▶ WHAT IS NEEDED
Write every line of the material out exactly as shown.

--------------------------------

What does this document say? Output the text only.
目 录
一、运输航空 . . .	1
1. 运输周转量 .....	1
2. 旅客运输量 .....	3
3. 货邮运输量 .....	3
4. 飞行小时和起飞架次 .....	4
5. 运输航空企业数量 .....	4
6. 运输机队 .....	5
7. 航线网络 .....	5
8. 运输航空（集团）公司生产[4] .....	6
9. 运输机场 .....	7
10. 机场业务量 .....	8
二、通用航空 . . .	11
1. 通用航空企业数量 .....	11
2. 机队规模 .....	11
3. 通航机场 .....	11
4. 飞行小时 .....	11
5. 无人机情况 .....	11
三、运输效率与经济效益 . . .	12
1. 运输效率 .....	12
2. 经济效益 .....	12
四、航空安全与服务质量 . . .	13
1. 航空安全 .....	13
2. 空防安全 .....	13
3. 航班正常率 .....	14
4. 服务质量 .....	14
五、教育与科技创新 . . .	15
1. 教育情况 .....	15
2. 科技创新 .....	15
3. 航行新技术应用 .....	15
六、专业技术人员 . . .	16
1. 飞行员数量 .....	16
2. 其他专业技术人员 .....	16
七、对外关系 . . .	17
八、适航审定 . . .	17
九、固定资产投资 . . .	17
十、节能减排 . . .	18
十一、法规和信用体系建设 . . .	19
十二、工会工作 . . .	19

--------------------------------

▶ RESPONSE BELOW
What does this document say? Output the text only.
目 录
一、运输航空 . . .	1
1. 运输周转量 .....	1
2. 旅客运输量 .....	3
3. 货邮运输量 .....	3
4. 飞行小时和起飞架次 .....	4
5. 运输航空企业数量 .....	4
6. 运输机队 .....	5
7. 航线网络 .....	5
8. 运输航空（集团）公司生产[4] .....	6
9. 运输机场 .....	7
10. 机场业务量 .....	8
二、通用航空 . . .	11
1. 通用航空企业数量 .....	11
2. 机队规模 .....	11
3. 通航机场 .....	11
4. 飞行小时 .....	11
5. 无人机情况 .....	11
三、运输效率与经济效益 . . .	12
1. 运输效率 .....	12
2. 经济效益 .....	12
四、航空安全与服务质量 . . .	13
1. 航空安全 .....	13
2. 空防安全 .....	13
3. 航班正常率 .....	14
4. 服务质量 .....	14
五、教育与科技创新 . . .	15
1. 教育情况 .....	15
2. 科技创新 .....	15
3. 航行新技术应用 .....	15
六、专业技术人员 . . .	16
1. 飞行员数量 .....	16
2. 其他专业技术人员 .....	16
七、对外关系 . . .	17
八、适航审定 . . .	17
九、固定资产投资 . . .	17
十、节能减排 . . .	18
十一、法规和信用体系建设 . . .	19
十二、工会工作 . . .	19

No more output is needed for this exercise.